Set exercise: Using the records below, please work out how many lines contain "elit"; answer with the number alone.
--- start Given records ---
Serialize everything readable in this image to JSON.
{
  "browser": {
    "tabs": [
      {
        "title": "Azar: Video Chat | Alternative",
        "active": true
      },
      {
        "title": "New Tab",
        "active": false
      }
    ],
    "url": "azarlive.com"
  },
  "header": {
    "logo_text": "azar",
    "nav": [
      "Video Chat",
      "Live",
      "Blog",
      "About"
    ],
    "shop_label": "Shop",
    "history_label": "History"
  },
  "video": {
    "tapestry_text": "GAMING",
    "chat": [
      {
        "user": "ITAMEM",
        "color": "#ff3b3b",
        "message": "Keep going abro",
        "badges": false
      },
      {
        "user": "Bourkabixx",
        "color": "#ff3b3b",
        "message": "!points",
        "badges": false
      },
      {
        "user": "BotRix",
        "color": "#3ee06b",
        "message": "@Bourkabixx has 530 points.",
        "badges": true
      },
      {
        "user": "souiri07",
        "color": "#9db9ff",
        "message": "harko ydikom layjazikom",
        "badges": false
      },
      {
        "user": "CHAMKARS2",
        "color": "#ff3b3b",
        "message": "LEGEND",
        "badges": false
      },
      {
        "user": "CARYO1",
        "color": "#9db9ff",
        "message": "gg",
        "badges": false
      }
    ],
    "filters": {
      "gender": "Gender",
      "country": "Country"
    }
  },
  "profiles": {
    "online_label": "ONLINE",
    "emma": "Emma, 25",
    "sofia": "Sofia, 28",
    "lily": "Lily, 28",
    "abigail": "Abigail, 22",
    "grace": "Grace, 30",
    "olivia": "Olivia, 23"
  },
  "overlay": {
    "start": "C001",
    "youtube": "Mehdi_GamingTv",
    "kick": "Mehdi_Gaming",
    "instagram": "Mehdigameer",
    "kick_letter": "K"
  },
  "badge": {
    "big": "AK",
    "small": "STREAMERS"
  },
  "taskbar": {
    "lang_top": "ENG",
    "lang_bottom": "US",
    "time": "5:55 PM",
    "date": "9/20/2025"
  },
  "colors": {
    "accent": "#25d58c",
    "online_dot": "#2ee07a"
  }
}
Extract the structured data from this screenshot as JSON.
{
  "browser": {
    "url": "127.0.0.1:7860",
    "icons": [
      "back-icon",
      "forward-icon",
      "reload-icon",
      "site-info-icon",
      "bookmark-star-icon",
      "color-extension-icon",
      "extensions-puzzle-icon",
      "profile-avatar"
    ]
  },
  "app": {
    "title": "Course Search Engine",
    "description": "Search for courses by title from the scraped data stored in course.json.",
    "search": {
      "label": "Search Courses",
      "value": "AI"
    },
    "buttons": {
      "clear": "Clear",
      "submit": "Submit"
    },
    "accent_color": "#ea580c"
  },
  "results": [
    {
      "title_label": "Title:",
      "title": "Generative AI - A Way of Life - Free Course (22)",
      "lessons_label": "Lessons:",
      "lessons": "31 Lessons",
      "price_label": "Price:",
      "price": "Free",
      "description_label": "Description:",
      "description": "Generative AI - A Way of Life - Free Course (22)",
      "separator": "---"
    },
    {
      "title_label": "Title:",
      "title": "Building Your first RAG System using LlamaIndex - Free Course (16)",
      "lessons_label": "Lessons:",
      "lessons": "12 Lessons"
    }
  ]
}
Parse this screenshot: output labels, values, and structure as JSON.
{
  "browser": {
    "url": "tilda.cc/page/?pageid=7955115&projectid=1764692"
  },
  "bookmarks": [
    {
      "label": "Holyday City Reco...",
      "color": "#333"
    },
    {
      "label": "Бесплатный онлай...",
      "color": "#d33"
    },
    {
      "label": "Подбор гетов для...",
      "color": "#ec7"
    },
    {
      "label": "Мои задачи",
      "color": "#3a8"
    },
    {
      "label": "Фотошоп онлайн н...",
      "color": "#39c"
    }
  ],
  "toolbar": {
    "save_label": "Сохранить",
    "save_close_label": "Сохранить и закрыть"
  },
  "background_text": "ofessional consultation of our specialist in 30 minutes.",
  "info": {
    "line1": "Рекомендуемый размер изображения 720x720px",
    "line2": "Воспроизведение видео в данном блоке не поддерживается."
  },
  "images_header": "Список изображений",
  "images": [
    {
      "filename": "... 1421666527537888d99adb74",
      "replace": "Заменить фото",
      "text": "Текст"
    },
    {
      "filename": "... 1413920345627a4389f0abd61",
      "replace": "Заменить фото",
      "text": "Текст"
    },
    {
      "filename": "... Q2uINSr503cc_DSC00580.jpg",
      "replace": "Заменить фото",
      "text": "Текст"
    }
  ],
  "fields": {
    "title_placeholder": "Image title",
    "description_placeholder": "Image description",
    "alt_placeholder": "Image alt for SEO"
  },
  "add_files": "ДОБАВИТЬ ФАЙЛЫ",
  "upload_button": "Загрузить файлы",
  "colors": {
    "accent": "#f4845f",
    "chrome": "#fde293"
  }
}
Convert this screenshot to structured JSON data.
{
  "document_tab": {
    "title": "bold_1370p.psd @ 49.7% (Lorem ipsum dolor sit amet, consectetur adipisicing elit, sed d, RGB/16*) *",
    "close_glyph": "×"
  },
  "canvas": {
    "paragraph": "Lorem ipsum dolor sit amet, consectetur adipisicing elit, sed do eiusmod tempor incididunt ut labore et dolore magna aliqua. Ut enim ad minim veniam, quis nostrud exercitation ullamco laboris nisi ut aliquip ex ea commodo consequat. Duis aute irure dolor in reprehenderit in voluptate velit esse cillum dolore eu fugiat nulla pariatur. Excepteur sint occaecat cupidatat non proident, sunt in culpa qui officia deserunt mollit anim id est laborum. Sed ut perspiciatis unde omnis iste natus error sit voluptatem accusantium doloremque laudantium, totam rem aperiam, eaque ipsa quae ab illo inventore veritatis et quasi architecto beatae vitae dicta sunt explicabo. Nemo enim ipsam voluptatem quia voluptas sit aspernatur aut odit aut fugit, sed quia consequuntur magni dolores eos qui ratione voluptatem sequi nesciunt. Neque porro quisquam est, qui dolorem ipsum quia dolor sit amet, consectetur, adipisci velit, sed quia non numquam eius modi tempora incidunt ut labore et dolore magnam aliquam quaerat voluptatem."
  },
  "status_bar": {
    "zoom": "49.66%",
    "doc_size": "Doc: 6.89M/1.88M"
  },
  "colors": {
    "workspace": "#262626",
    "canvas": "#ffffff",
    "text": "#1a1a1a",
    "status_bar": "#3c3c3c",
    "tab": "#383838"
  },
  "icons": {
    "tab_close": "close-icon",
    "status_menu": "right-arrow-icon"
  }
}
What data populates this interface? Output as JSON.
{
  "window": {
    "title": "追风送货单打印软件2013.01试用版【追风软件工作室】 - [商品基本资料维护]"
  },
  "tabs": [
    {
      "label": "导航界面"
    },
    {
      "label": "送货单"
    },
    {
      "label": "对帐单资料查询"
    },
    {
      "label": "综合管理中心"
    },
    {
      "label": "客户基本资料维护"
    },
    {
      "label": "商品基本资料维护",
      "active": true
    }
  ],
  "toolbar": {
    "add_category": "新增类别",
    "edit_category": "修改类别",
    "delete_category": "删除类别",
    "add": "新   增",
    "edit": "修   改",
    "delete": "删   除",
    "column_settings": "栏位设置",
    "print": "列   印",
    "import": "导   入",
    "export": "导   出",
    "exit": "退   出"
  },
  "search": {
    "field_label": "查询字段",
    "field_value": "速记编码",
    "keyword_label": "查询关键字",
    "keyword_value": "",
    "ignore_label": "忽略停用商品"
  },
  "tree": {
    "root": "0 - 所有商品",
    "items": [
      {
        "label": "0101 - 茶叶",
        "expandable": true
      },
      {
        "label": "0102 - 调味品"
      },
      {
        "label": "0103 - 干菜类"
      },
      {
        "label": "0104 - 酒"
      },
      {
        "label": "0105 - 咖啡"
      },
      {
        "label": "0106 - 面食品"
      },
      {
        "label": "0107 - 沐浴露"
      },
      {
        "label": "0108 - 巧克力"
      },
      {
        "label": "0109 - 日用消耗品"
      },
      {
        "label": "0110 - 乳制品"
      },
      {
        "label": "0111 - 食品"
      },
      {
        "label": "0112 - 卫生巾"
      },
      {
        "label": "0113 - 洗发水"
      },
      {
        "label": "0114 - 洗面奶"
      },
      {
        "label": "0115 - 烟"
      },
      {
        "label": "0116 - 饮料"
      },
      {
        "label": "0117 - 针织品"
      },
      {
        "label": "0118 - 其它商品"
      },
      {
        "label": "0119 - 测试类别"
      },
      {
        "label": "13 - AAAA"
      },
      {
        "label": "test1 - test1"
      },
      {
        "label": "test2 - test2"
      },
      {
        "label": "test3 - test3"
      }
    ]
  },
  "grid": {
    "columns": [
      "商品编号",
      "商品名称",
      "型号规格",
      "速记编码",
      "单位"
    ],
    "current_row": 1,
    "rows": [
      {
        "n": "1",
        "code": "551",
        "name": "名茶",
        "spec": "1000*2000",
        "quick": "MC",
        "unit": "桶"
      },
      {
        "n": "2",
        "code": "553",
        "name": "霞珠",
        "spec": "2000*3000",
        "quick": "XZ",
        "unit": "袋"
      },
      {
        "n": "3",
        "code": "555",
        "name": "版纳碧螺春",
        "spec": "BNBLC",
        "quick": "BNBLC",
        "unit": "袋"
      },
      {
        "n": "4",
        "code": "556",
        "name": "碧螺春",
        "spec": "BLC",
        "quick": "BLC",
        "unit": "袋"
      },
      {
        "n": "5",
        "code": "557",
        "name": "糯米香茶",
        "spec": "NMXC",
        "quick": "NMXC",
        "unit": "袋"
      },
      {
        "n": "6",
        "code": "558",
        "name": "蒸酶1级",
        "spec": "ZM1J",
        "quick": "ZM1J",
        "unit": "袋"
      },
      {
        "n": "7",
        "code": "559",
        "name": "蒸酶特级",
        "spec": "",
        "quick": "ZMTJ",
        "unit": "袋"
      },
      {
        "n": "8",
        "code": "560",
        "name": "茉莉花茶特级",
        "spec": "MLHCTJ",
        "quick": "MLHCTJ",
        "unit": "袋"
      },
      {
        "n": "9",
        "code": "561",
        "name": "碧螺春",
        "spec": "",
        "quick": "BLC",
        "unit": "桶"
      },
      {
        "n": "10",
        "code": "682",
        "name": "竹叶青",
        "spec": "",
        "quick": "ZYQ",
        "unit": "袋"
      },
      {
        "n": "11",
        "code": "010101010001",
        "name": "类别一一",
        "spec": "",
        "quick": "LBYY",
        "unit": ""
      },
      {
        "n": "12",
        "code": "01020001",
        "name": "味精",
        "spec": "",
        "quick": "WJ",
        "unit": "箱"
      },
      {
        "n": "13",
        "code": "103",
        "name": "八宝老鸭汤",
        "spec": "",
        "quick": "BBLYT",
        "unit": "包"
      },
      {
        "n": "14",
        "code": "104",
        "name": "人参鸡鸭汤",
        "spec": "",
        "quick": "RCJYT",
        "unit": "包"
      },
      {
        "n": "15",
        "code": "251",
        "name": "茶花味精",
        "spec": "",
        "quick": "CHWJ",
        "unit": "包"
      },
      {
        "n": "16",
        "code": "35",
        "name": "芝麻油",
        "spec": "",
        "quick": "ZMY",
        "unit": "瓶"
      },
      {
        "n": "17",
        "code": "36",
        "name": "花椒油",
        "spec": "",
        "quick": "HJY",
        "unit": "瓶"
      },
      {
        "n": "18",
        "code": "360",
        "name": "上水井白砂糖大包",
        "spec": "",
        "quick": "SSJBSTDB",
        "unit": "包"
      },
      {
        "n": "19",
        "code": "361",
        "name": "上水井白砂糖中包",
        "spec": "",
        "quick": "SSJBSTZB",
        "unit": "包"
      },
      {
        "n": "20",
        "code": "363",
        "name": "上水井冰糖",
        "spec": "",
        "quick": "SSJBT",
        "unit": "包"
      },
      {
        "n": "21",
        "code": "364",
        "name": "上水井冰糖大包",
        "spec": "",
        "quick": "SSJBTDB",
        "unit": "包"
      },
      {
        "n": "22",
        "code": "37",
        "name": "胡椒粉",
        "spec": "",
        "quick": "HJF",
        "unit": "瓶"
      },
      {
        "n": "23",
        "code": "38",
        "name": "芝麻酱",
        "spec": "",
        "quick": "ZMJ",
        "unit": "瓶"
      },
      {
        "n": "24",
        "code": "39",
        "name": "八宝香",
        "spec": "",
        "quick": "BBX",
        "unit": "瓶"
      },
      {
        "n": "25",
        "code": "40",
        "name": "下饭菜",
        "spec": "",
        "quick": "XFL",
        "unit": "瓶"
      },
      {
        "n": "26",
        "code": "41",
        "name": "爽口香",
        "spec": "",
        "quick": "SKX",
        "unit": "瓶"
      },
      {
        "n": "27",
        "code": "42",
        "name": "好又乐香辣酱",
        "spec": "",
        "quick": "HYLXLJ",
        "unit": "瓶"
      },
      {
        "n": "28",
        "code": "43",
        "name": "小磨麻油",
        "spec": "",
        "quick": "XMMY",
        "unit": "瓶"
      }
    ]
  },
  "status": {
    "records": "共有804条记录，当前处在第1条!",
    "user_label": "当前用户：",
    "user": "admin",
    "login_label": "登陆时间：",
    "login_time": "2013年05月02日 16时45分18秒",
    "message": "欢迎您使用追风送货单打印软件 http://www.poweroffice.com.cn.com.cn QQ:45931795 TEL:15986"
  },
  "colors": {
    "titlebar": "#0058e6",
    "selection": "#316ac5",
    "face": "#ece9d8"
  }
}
--- end Given records ---
Completed exercise: 2